» What needs to be done:
Omit the pictures and return every entry exactly as written.
Start of Task material
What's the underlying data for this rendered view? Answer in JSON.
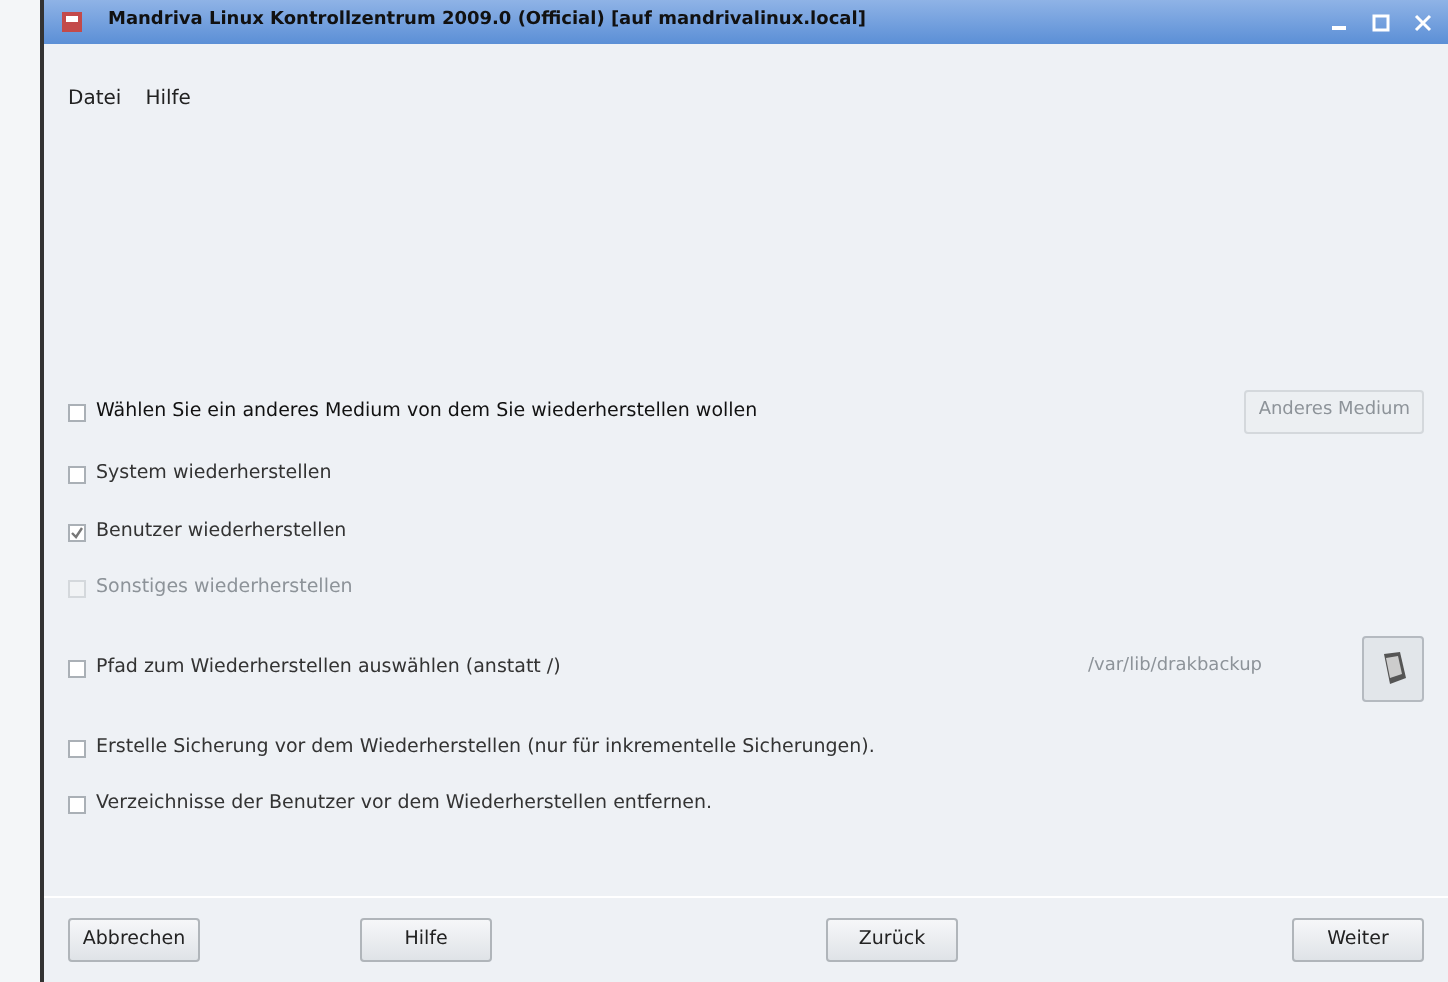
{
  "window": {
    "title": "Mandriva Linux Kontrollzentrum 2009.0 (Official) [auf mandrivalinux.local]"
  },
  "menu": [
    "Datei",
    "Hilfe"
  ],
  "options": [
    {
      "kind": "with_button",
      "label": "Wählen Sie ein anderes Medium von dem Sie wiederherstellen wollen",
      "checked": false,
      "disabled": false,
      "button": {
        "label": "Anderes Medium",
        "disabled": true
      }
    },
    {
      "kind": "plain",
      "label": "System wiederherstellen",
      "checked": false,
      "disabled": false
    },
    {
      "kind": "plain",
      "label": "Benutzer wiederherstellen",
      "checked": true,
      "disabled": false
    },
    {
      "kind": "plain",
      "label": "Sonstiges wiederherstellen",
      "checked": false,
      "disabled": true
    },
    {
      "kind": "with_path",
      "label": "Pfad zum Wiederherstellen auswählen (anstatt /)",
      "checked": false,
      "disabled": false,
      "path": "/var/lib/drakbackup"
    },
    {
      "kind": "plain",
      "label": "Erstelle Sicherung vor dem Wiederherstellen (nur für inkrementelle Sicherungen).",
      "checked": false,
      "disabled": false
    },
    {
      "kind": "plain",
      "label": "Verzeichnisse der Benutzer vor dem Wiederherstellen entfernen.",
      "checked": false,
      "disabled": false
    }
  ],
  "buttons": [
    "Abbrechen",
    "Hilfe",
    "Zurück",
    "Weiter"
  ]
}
End of Task material
» Written answer:
What's the underlying data for this rendered view? Answer in JSON.
{
  "window": {
    "title": "Mandriva Linux Kontrollzentrum 2009.0 (Official) [auf mandrivalinux.local]"
  },
  "menu": [
    "Datei",
    "Hilfe"
  ],
  "options": [
    {
      "kind": "with_button",
      "label": "Wählen Sie ein anderes Medium von dem Sie wiederherstellen wollen",
      "checked": false,
      "disabled": false,
      "button": {
        "label": "Anderes Medium",
        "disabled": true
      }
    },
    {
      "kind": "plain",
      "label": "System wiederherstellen",
      "checked": false,
      "disabled": false
    },
    {
      "kind": "plain",
      "label": "Benutzer wiederherstellen",
      "checked": true,
      "disabled": false
    },
    {
      "kind": "plain",
      "label": "Sonstiges wiederherstellen",
      "checked": false,
      "disabled": true
    },
    {
      "kind": "with_path",
      "label": "Pfad zum Wiederherstellen auswählen (anstatt /)",
      "checked": false,
      "disabled": false,
      "path": "/var/lib/drakbackup"
    },
    {
      "kind": "plain",
      "label": "Erstelle Sicherung vor dem Wiederherstellen (nur für inkrementelle Sicherungen).",
      "checked": false,
      "disabled": false
    },
    {
      "kind": "plain",
      "label": "Verzeichnisse der Benutzer vor dem Wiederherstellen entfernen.",
      "checked": false,
      "disabled": false
    }
  ],
  "buttons": [
    "Abbrechen",
    "Hilfe",
    "Zurück",
    "Weiter"
  ]
}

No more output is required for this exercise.